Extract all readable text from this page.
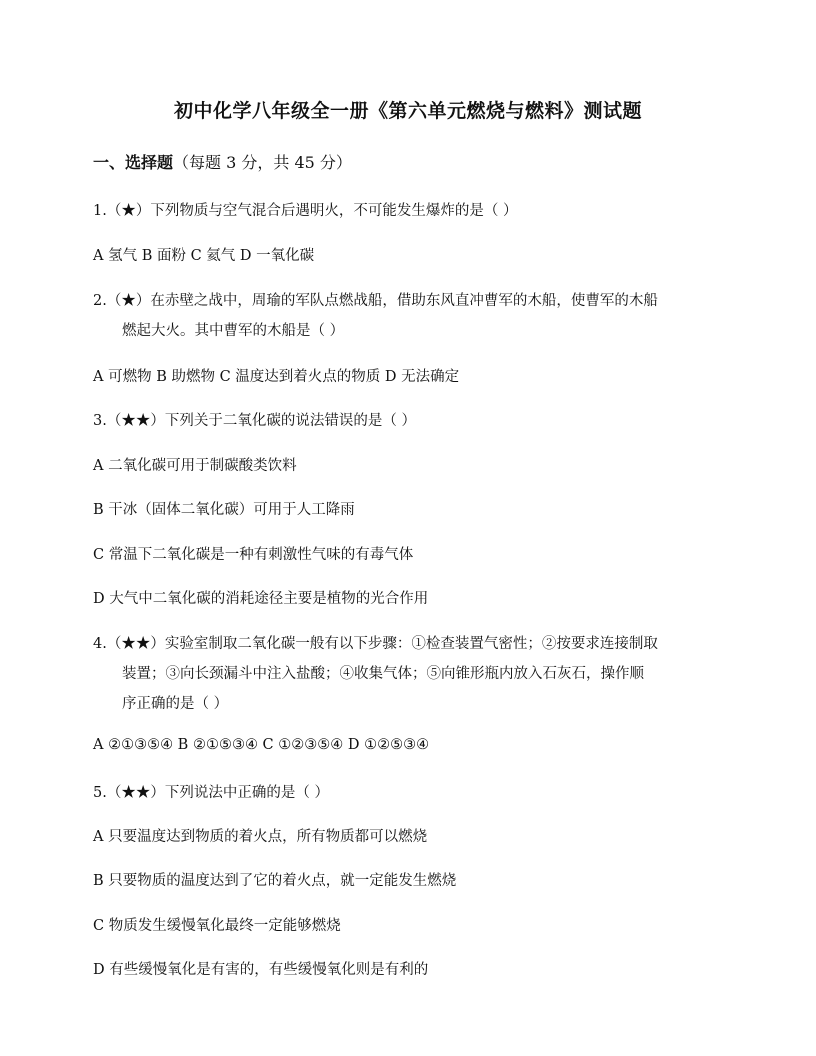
初中化学八年级全一册《第六单元燃烧与燃料》测试题
一、选择题（每题 3 分，共 45 分）
1.（★）下列物质与空气混合后遇明火，不可能发生爆炸的是（ ）
A 氢气 B 面粉 C 氦气 D 一氧化碳
2.（★）在赤壁之战中，周瑜的军队点燃战船，借助东风直冲曹军的木船，使曹军的木船
燃起大火。其中曹军的木船是（ ）
A 可燃物 B 助燃物 C 温度达到着火点的物质 D 无法确定
3.（★★）下列关于二氧化碳的说法错误的是（ ）
A 二氧化碳可用于制碳酸类饮料
B 干冰（固体二氧化碳）可用于人工降雨
C 常温下二氧化碳是一种有刺激性气味的有毒气体
D 大气中二氧化碳的消耗途径主要是植物的光合作用
4.（★★）实验室制取二氧化碳一般有以下步骤：①检查装置气密性；②按要求连接制取
装置；③向长颈漏斗中注入盐酸；④收集气体；⑤向锥形瓶内放入石灰石，操作顺
序正确的是（ ）
A ②①③⑤④ B ②①⑤③④ C ①②③⑤④ D ①②⑤③④
5.（★★）下列说法中正确的是（ ）
A 只要温度达到物质的着火点，所有物质都可以燃烧
B 只要物质的温度达到了它的着火点，就一定能发生燃烧
C 物质发生缓慢氧化最终一定能够燃烧
D 有些缓慢氧化是有害的，有些缓慢氧化则是有利的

============================================================

- [Short exercise]: Repeat the material verbatim. Do not carry over any picture.

- [Solution for this exercise]:
Extract all readable text from this page.
初中化学八年级全一册《第六单元燃烧与燃料》测试题
一、选择题（每题 3 分，共 45 分）
1.（★）下列物质与空气混合后遇明火，不可能发生爆炸的是（ ）
A 氢气 B 面粉 C 氦气 D 一氧化碳
2.（★）在赤壁之战中，周瑜的军队点燃战船，借助东风直冲曹军的木船，使曹军的木船
燃起大火。其中曹军的木船是（ ）
A 可燃物 B 助燃物 C 温度达到着火点的物质 D 无法确定
3.（★★）下列关于二氧化碳的说法错误的是（ ）
A 二氧化碳可用于制碳酸类饮料
B 干冰（固体二氧化碳）可用于人工降雨
C 常温下二氧化碳是一种有刺激性气味的有毒气体
D 大气中二氧化碳的消耗途径主要是植物的光合作用
4.（★★）实验室制取二氧化碳一般有以下步骤：①检查装置气密性；②按要求连接制取
装置；③向长颈漏斗中注入盐酸；④收集气体；⑤向锥形瓶内放入石灰石，操作顺
序正确的是（ ）
A ②①③⑤④ B ②①⑤③④ C ①②③⑤④ D ①②⑤③④
5.（★★）下列说法中正确的是（ ）
A 只要温度达到物质的着火点，所有物质都可以燃烧
B 只要物质的温度达到了它的着火点，就一定能发生燃烧
C 物质发生缓慢氧化最终一定能够燃烧
D 有些缓慢氧化是有害的，有些缓慢氧化则是有利的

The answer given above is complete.